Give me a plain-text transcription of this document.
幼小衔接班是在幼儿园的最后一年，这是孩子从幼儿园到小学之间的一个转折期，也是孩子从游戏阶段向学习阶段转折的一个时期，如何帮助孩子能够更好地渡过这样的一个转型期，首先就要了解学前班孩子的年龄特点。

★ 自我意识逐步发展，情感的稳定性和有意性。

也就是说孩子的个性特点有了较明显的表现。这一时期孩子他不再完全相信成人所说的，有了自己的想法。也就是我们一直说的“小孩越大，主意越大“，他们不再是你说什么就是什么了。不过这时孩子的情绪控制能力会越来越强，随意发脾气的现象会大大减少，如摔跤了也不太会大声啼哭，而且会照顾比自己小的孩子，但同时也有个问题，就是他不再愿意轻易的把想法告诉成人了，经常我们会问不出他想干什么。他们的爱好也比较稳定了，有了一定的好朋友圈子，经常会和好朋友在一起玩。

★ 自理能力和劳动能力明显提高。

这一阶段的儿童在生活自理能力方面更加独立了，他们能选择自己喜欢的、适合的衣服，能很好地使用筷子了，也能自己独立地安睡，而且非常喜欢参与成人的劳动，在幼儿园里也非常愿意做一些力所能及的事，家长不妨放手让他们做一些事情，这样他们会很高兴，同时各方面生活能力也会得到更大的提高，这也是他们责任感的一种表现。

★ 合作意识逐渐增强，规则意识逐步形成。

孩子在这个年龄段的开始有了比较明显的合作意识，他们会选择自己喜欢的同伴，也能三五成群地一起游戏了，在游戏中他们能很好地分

====================

Write out the whole listing again. Match it word for word.

Give me a plain-text transcription of this document.
幼小衔接班是在幼儿园的最后一年，这是孩子从幼儿园到小学之间的一个转折期，也是孩子从游戏阶段向学习阶段转折的一个时期，如何帮助孩子能够更好地渡过这样的一个转型期，首先就要了解学前班孩子的年龄特点。

★ 自我意识逐步发展，情感的稳定性和有意性。

也就是说孩子的个性特点有了较明显的表现。这一时期孩子他不再完全相信成人所说的，有了自己的想法。也就是我们一直说的“小孩越大，主意越大“，他们不再是你说什么就是什么了。不过这时孩子的情绪控制能力会越来越强，随意发脾气的现象会大大减少，如摔跤了也不太会大声啼哭，而且会照顾比自己小的孩子，但同时也有个问题，就是他不再愿意轻易的把想法告诉成人了，经常我们会问不出他想干什么。他们的爱好也比较稳定了，有了一定的好朋友圈子，经常会和好朋友在一起玩。

★ 自理能力和劳动能力明显提高。

这一阶段的儿童在生活自理能力方面更加独立了，他们能选择自己喜欢的、适合的衣服，能很好地使用筷子了，也能自己独立地安睡，而且非常喜欢参与成人的劳动，在幼儿园里也非常愿意做一些力所能及的事，家长不妨放手让他们做一些事情，这样他们会很高兴，同时各方面生活能力也会得到更大的提高，这也是他们责任感的一种表现。

★ 合作意识逐渐增强，规则意识逐步形成。

孩子在这个年龄段的开始有了比较明显的合作意识，他们会选择自己喜欢的同伴，也能三五成群地一起游戏了，在游戏中他们能很好地分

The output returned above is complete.